(Stored items)
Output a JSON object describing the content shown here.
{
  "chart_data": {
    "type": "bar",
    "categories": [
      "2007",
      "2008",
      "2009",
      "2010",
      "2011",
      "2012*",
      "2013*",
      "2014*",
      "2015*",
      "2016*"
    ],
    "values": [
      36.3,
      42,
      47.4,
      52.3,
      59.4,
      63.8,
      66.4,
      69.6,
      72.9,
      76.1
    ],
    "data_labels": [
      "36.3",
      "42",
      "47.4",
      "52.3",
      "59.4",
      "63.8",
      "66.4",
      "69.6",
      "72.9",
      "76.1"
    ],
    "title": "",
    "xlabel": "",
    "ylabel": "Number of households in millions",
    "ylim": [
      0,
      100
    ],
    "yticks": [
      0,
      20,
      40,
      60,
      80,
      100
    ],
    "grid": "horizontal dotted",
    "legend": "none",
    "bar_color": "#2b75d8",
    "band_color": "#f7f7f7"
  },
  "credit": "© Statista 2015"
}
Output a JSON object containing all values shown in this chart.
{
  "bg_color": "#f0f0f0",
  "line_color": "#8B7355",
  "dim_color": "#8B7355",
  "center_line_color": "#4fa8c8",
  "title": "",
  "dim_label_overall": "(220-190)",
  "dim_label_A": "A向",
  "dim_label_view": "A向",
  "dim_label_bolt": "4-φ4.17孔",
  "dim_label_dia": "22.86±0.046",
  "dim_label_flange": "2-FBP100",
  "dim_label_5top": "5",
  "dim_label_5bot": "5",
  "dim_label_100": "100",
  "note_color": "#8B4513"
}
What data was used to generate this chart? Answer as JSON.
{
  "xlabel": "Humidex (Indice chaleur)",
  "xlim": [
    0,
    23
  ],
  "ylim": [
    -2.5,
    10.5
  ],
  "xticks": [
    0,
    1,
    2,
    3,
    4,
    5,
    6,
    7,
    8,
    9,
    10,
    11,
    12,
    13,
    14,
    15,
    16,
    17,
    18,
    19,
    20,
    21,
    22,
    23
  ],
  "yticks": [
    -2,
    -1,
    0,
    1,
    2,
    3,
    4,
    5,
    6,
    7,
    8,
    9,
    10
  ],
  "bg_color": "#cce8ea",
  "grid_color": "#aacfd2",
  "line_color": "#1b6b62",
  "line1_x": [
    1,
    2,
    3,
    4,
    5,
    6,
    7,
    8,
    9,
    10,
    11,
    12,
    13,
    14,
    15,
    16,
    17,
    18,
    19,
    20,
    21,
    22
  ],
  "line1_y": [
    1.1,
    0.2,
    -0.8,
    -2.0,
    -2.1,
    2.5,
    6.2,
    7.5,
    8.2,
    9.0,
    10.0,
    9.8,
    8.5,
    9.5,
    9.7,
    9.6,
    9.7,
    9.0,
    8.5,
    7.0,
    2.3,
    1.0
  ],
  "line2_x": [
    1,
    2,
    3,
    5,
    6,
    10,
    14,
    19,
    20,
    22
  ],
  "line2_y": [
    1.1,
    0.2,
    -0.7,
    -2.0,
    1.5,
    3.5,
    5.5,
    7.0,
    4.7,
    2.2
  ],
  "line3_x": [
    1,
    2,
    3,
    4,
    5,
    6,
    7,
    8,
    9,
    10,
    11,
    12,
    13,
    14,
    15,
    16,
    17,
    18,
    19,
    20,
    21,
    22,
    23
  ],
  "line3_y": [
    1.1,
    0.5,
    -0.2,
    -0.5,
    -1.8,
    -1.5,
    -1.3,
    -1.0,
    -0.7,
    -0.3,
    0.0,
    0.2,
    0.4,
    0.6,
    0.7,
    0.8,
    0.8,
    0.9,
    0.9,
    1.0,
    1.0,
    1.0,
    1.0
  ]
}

### Written task
Retype all the records, matching them exactly.

### Written response
Output a JSON object describing the content shown here.
{
  "chart_data": {
    "type": "bar",
    "categories": [
      "2007",
      "2008",
      "2009",
      "2010",
      "2011",
      "2012*",
      "2013*",
      "2014*",
      "2015*",
      "2016*"
    ],
    "values": [
      36.3,
      42,
      47.4,
      52.3,
      59.4,
      63.8,
      66.4,
      69.6,
      72.9,
      76.1
    ],
    "data_labels": [
      "36.3",
      "42",
      "47.4",
      "52.3",
      "59.4",
      "63.8",
      "66.4",
      "69.6",
      "72.9",
      "76.1"
    ],
    "title": "",
    "xlabel": "",
    "ylabel": "Number of households in millions",
    "ylim": [
      0,
      100
    ],
    "yticks": [
      0,
      20,
      40,
      60,
      80,
      100
    ],
    "grid": "horizontal dotted",
    "legend": "none",
    "bar_color": "#2b75d8",
    "band_color": "#f7f7f7"
  },
  "credit": "© Statista 2015"
}
Output a JSON object containing all values shown in this chart.
{
  "bg_color": "#f0f0f0",
  "line_color": "#8B7355",
  "dim_color": "#8B7355",
  "center_line_color": "#4fa8c8",
  "title": "",
  "dim_label_overall": "(220-190)",
  "dim_label_A": "A向",
  "dim_label_view": "A向",
  "dim_label_bolt": "4-φ4.17孔",
  "dim_label_dia": "22.86±0.046",
  "dim_label_flange": "2-FBP100",
  "dim_label_5top": "5",
  "dim_label_5bot": "5",
  "dim_label_100": "100",
  "note_color": "#8B4513"
}
What data was used to generate this chart? Answer as JSON.
{
  "xlabel": "Humidex (Indice chaleur)",
  "xlim": [
    0,
    23
  ],
  "ylim": [
    -2.5,
    10.5
  ],
  "xticks": [
    0,
    1,
    2,
    3,
    4,
    5,
    6,
    7,
    8,
    9,
    10,
    11,
    12,
    13,
    14,
    15,
    16,
    17,
    18,
    19,
    20,
    21,
    22,
    23
  ],
  "yticks": [
    -2,
    -1,
    0,
    1,
    2,
    3,
    4,
    5,
    6,
    7,
    8,
    9,
    10
  ],
  "bg_color": "#cce8ea",
  "grid_color": "#aacfd2",
  "line_color": "#1b6b62",
  "line1_x": [
    1,
    2,
    3,
    4,
    5,
    6,
    7,
    8,
    9,
    10,
    11,
    12,
    13,
    14,
    15,
    16,
    17,
    18,
    19,
    20,
    21,
    22
  ],
  "line1_y": [
    1.1,
    0.2,
    -0.8,
    -2.0,
    -2.1,
    2.5,
    6.2,
    7.5,
    8.2,
    9.0,
    10.0,
    9.8,
    8.5,
    9.5,
    9.7,
    9.6,
    9.7,
    9.0,
    8.5,
    7.0,
    2.3,
    1.0
  ],
  "line2_x": [
    1,
    2,
    3,
    5,
    6,
    10,
    14,
    19,
    20,
    22
  ],
  "line2_y": [
    1.1,
    0.2,
    -0.7,
    -2.0,
    1.5,
    3.5,
    5.5,
    7.0,
    4.7,
    2.2
  ],
  "line3_x": [
    1,
    2,
    3,
    4,
    5,
    6,
    7,
    8,
    9,
    10,
    11,
    12,
    13,
    14,
    15,
    16,
    17,
    18,
    19,
    20,
    21,
    22,
    23
  ],
  "line3_y": [
    1.1,
    0.5,
    -0.2,
    -0.5,
    -1.8,
    -1.5,
    -1.3,
    -1.0,
    -0.7,
    -0.3,
    0.0,
    0.2,
    0.4,
    0.6,
    0.7,
    0.8,
    0.8,
    0.9,
    0.9,
    1.0,
    1.0,
    1.0,
    1.0
  ]
}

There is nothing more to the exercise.